§ **What the task asks**:
Scan the data beneath this task and copy each line that includes "Testing".

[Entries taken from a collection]
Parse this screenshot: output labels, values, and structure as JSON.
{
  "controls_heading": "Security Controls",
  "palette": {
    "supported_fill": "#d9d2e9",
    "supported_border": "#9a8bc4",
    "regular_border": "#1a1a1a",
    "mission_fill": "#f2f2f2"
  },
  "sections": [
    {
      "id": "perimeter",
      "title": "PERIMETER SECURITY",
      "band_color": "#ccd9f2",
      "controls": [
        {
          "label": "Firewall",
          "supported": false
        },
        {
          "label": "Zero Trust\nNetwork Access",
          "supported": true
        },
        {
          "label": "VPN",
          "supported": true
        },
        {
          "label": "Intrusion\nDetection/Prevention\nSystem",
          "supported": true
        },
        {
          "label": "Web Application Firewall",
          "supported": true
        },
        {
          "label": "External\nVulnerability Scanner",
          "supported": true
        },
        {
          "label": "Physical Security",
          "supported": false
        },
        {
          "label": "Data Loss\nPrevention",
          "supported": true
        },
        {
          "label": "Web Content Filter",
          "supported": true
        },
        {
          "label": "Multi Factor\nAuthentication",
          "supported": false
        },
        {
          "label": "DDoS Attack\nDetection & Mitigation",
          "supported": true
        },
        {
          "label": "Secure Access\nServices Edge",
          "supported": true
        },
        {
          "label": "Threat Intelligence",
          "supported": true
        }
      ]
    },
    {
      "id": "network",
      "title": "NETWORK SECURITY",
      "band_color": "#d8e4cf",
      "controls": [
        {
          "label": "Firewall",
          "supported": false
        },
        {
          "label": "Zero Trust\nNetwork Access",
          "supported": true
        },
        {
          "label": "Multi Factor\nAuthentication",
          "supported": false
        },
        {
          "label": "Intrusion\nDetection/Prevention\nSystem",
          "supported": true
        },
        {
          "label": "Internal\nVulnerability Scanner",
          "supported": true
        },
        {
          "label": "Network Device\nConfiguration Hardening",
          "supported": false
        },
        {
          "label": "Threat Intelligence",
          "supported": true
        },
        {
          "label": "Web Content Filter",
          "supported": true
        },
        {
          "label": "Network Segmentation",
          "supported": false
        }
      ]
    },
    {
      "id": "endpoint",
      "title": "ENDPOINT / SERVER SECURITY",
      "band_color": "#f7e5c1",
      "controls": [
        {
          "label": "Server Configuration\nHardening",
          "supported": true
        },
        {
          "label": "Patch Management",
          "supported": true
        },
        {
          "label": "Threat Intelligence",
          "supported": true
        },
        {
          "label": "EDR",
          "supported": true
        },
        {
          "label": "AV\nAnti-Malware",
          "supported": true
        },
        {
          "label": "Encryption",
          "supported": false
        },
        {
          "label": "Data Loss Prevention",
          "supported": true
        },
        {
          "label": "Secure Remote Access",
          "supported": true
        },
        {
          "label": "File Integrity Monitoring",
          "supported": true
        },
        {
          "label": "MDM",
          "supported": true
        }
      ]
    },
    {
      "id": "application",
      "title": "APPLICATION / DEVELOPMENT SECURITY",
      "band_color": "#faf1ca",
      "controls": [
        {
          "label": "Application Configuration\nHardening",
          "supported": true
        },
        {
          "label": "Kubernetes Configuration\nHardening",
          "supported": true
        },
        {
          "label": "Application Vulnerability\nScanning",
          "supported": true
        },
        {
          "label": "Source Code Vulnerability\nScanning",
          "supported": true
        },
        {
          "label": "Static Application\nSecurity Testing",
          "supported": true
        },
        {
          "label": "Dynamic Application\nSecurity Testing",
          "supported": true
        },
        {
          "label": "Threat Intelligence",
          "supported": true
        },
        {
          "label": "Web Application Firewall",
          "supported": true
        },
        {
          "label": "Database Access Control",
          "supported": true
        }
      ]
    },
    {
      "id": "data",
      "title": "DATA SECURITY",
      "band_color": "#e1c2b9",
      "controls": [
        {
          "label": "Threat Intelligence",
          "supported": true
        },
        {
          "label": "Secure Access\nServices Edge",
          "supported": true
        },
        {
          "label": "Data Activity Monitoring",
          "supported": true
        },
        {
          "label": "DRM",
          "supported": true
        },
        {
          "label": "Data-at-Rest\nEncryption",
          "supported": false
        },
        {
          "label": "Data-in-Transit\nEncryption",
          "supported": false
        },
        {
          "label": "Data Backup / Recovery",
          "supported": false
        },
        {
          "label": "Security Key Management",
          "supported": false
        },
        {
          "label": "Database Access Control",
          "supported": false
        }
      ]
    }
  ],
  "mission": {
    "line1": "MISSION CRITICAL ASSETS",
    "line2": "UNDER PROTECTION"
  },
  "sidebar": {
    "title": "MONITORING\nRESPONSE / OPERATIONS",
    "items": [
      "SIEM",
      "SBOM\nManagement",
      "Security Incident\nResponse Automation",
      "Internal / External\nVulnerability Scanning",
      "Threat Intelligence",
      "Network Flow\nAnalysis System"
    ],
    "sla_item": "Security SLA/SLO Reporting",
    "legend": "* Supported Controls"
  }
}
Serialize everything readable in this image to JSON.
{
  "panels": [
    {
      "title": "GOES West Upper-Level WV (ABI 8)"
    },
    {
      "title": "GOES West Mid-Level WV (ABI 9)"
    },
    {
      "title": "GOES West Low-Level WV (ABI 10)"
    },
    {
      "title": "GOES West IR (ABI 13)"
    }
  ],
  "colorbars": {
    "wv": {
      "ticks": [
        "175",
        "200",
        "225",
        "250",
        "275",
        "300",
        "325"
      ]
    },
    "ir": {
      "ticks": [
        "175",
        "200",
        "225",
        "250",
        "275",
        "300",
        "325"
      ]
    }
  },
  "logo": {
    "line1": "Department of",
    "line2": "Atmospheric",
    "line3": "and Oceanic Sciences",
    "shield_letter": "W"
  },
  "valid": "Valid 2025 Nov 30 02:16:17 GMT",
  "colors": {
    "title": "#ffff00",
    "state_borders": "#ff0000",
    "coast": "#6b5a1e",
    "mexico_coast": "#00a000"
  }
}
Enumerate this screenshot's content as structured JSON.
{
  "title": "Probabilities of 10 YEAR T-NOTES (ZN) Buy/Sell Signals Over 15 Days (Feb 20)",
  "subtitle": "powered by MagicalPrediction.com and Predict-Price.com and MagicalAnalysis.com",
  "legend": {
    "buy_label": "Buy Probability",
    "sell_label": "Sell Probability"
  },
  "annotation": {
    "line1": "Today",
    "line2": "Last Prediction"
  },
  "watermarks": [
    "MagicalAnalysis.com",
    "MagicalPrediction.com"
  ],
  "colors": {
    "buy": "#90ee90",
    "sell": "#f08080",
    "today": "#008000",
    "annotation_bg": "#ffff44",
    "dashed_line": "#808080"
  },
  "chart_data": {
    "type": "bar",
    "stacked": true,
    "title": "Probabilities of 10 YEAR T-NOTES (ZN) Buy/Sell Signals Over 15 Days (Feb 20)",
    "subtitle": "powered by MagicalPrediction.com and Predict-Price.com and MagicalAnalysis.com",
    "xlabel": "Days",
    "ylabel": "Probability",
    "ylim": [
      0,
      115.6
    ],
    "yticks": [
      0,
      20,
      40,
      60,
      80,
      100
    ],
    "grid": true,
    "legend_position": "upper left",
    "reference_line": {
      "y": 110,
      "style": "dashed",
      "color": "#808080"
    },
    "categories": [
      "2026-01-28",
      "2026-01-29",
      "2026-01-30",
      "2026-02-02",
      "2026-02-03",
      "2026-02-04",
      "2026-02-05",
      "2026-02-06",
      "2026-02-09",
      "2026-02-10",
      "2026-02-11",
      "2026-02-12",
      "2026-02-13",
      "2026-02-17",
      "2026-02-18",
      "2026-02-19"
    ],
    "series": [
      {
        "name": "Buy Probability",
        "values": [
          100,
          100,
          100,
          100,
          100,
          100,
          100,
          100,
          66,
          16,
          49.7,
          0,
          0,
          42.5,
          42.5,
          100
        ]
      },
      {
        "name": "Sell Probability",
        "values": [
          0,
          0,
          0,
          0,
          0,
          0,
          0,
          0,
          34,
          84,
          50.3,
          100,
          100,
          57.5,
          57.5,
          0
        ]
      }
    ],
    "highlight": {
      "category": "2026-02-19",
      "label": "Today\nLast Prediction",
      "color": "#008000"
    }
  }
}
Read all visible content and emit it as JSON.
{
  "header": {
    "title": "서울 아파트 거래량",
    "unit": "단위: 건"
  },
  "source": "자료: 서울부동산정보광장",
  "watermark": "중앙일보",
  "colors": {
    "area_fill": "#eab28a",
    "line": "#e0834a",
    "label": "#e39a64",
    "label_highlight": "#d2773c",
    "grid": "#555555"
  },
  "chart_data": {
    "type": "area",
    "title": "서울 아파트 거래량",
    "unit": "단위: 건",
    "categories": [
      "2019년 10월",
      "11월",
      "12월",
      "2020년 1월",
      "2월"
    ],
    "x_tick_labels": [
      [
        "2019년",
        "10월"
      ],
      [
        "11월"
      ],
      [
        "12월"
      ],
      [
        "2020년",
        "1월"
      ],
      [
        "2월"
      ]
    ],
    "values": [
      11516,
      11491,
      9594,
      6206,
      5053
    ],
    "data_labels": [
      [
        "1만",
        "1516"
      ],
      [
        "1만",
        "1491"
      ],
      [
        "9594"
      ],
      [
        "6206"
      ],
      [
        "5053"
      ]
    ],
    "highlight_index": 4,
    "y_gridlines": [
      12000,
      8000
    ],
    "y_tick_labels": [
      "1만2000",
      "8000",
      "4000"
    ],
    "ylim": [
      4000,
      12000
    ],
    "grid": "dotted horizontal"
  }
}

§ **Response**:
          "label": "Static Application\nSecurity Testing",
          "label": "Dynamic Application\nSecurity Testing",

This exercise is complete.